### DATA IN THIS EXERCISE:
■ ■ ■ ■ ■ ■ ■

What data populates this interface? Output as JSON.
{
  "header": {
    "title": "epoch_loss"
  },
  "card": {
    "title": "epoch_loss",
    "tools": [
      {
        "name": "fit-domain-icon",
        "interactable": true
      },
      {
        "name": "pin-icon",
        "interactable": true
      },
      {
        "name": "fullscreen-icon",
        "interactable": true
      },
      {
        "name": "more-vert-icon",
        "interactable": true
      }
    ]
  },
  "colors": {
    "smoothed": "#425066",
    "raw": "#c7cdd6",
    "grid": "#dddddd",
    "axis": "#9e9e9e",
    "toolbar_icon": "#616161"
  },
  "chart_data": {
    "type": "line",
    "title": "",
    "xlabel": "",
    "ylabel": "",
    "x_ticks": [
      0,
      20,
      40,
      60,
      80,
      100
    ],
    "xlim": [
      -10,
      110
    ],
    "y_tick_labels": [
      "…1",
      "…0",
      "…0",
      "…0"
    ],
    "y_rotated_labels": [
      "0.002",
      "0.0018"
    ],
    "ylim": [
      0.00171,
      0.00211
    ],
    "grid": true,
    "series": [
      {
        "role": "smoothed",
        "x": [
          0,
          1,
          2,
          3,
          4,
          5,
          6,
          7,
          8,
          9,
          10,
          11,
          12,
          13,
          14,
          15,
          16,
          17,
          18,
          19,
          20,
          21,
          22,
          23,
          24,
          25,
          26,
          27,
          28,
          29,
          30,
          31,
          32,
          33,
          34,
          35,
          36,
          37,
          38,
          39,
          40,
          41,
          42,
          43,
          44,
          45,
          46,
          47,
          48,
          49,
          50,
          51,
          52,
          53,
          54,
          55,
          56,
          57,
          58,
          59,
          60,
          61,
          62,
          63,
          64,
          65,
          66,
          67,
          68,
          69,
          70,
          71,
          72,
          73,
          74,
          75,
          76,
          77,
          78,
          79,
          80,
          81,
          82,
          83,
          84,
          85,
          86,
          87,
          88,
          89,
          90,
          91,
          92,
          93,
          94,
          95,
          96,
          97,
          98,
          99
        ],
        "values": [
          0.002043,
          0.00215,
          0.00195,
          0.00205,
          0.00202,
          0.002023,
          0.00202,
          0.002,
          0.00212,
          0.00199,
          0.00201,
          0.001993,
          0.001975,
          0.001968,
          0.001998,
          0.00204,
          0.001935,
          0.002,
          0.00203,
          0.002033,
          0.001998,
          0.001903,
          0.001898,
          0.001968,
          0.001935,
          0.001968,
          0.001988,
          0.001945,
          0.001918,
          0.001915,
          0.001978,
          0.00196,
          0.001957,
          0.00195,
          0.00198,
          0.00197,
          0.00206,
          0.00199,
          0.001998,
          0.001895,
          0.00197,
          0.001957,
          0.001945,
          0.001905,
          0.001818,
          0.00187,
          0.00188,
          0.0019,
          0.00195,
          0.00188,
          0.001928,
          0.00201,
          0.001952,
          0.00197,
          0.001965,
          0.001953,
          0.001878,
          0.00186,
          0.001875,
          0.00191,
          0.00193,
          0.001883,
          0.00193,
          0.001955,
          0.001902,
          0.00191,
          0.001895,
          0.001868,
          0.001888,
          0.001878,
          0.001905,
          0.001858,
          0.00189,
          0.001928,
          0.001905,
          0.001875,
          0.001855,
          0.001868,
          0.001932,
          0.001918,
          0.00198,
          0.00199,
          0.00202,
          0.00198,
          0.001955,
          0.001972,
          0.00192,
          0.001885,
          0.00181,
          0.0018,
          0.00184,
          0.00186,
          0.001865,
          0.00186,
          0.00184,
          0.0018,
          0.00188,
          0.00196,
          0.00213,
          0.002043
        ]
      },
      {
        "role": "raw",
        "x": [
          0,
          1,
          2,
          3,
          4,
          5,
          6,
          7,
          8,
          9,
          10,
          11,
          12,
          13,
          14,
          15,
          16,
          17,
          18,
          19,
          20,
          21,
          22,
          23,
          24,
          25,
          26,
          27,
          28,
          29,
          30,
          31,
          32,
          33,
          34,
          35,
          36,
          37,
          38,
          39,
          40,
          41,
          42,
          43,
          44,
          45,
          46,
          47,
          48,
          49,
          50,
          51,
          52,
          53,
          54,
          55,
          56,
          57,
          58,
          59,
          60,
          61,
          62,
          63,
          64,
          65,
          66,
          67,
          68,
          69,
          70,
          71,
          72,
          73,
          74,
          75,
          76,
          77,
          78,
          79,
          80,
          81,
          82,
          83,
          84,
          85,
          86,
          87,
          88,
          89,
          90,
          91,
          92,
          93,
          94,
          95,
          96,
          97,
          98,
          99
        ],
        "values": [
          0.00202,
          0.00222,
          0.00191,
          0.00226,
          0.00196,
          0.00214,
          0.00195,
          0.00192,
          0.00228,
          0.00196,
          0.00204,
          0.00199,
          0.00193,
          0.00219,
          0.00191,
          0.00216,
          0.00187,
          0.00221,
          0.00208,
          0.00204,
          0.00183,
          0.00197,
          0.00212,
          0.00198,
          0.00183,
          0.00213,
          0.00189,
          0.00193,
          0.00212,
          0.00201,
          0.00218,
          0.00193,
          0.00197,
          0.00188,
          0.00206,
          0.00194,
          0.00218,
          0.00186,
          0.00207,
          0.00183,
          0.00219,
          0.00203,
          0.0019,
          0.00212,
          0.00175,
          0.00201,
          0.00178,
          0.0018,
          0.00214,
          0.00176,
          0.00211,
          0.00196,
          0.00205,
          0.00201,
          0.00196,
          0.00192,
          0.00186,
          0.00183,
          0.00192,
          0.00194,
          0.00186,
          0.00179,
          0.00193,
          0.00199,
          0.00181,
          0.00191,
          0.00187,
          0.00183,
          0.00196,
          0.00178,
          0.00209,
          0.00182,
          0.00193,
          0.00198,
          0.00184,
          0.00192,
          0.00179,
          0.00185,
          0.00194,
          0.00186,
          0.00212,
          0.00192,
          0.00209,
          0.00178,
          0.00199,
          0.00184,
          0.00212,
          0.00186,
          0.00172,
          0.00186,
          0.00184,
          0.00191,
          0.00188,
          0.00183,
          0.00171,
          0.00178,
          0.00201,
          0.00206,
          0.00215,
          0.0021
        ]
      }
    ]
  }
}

■ ■ ■ ■ ■ ■ ■

### WHAT TO WORK ON:
Take the entries and copy them out exactly.

### SOLUTION TO THIS TASK:
What data populates this interface? Output as JSON.
{
  "header": {
    "title": "epoch_loss"
  },
  "card": {
    "title": "epoch_loss",
    "tools": [
      {
        "name": "fit-domain-icon",
        "interactable": true
      },
      {
        "name": "pin-icon",
        "interactable": true
      },
      {
        "name": "fullscreen-icon",
        "interactable": true
      },
      {
        "name": "more-vert-icon",
        "interactable": true
      }
    ]
  },
  "colors": {
    "smoothed": "#425066",
    "raw": "#c7cdd6",
    "grid": "#dddddd",
    "axis": "#9e9e9e",
    "toolbar_icon": "#616161"
  },
  "chart_data": {
    "type": "line",
    "title": "",
    "xlabel": "",
    "ylabel": "",
    "x_ticks": [
      0,
      20,
      40,
      60,
      80,
      100
    ],
    "xlim": [
      -10,
      110
    ],
    "y_tick_labels": [
      "…1",
      "…0",
      "…0",
      "…0"
    ],
    "y_rotated_labels": [
      "0.002",
      "0.0018"
    ],
    "ylim": [
      0.00171,
      0.00211
    ],
    "grid": true,
    "series": [
      {
        "role": "smoothed",
        "x": [
          0,
          1,
          2,
          3,
          4,
          5,
          6,
          7,
          8,
          9,
          10,
          11,
          12,
          13,
          14,
          15,
          16,
          17,
          18,
          19,
          20,
          21,
          22,
          23,
          24,
          25,
          26,
          27,
          28,
          29,
          30,
          31,
          32,
          33,
          34,
          35,
          36,
          37,
          38,
          39,
          40,
          41,
          42,
          43,
          44,
          45,
          46,
          47,
          48,
          49,
          50,
          51,
          52,
          53,
          54,
          55,
          56,
          57,
          58,
          59,
          60,
          61,
          62,
          63,
          64,
          65,
          66,
          67,
          68,
          69,
          70,
          71,
          72,
          73,
          74,
          75,
          76,
          77,
          78,
          79,
          80,
          81,
          82,
          83,
          84,
          85,
          86,
          87,
          88,
          89,
          90,
          91,
          92,
          93,
          94,
          95,
          96,
          97,
          98,
          99
        ],
        "values": [
          0.002043,
          0.00215,
          0.00195,
          0.00205,
          0.00202,
          0.002023,
          0.00202,
          0.002,
          0.00212,
          0.00199,
          0.00201,
          0.001993,
          0.001975,
          0.001968,
          0.001998,
          0.00204,
          0.001935,
          0.002,
          0.00203,
          0.002033,
          0.001998,
          0.001903,
          0.001898,
          0.001968,
          0.001935,
          0.001968,
          0.001988,
          0.001945,
          0.001918,
          0.001915,
          0.001978,
          0.00196,
          0.001957,
          0.00195,
          0.00198,
          0.00197,
          0.00206,
          0.00199,
          0.001998,
          0.001895,
          0.00197,
          0.001957,
          0.001945,
          0.001905,
          0.001818,
          0.00187,
          0.00188,
          0.0019,
          0.00195,
          0.00188,
          0.001928,
          0.00201,
          0.001952,
          0.00197,
          0.001965,
          0.001953,
          0.001878,
          0.00186,
          0.001875,
          0.00191,
          0.00193,
          0.001883,
          0.00193,
          0.001955,
          0.001902,
          0.00191,
          0.001895,
          0.001868,
          0.001888,
          0.001878,
          0.001905,
          0.001858,
          0.00189,
          0.001928,
          0.001905,
          0.001875,
          0.001855,
          0.001868,
          0.001932,
          0.001918,
          0.00198,
          0.00199,
          0.00202,
          0.00198,
          0.001955,
          0.001972,
          0.00192,
          0.001885,
          0.00181,
          0.0018,
          0.00184,
          0.00186,
          0.001865,
          0.00186,
          0.00184,
          0.0018,
          0.00188,
          0.00196,
          0.00213,
          0.002043
        ]
      },
      {
        "role": "raw",
        "x": [
          0,
          1,
          2,
          3,
          4,
          5,
          6,
          7,
          8,
          9,
          10,
          11,
          12,
          13,
          14,
          15,
          16,
          17,
          18,
          19,
          20,
          21,
          22,
          23,
          24,
          25,
          26,
          27,
          28,
          29,
          30,
          31,
          32,
          33,
          34,
          35,
          36,
          37,
          38,
          39,
          40,
          41,
          42,
          43,
          44,
          45,
          46,
          47,
          48,
          49,
          50,
          51,
          52,
          53,
          54,
          55,
          56,
          57,
          58,
          59,
          60,
          61,
          62,
          63,
          64,
          65,
          66,
          67,
          68,
          69,
          70,
          71,
          72,
          73,
          74,
          75,
          76,
          77,
          78,
          79,
          80,
          81,
          82,
          83,
          84,
          85,
          86,
          87,
          88,
          89,
          90,
          91,
          92,
          93,
          94,
          95,
          96,
          97,
          98,
          99
        ],
        "values": [
          0.00202,
          0.00222,
          0.00191,
          0.00226,
          0.00196,
          0.00214,
          0.00195,
          0.00192,
          0.00228,
          0.00196,
          0.00204,
          0.00199,
          0.00193,
          0.00219,
          0.00191,
          0.00216,
          0.00187,
          0.00221,
          0.00208,
          0.00204,
          0.00183,
          0.00197,
          0.00212,
          0.00198,
          0.00183,
          0.00213,
          0.00189,
          0.00193,
          0.00212,
          0.00201,
          0.00218,
          0.00193,
          0.00197,
          0.00188,
          0.00206,
          0.00194,
          0.00218,
          0.00186,
          0.00207,
          0.00183,
          0.00219,
          0.00203,
          0.0019,
          0.00212,
          0.00175,
          0.00201,
          0.00178,
          0.0018,
          0.00214,
          0.00176,
          0.00211,
          0.00196,
          0.00205,
          0.00201,
          0.00196,
          0.00192,
          0.00186,
          0.00183,
          0.00192,
          0.00194,
          0.00186,
          0.00179,
          0.00193,
          0.00199,
          0.00181,
          0.00191,
          0.00187,
          0.00183,
          0.00196,
          0.00178,
          0.00209,
          0.00182,
          0.00193,
          0.00198,
          0.00184,
          0.00192,
          0.00179,
          0.00185,
          0.00194,
          0.00186,
          0.00212,
          0.00192,
          0.00209,
          0.00178,
          0.00199,
          0.00184,
          0.00212,
          0.00186,
          0.00172,
          0.00186,
          0.00184,
          0.00191,
          0.00188,
          0.00183,
          0.00171,
          0.00178,
          0.00201,
          0.00206,
          0.00215,
          0.0021
        ]
      }
    ]
  }
}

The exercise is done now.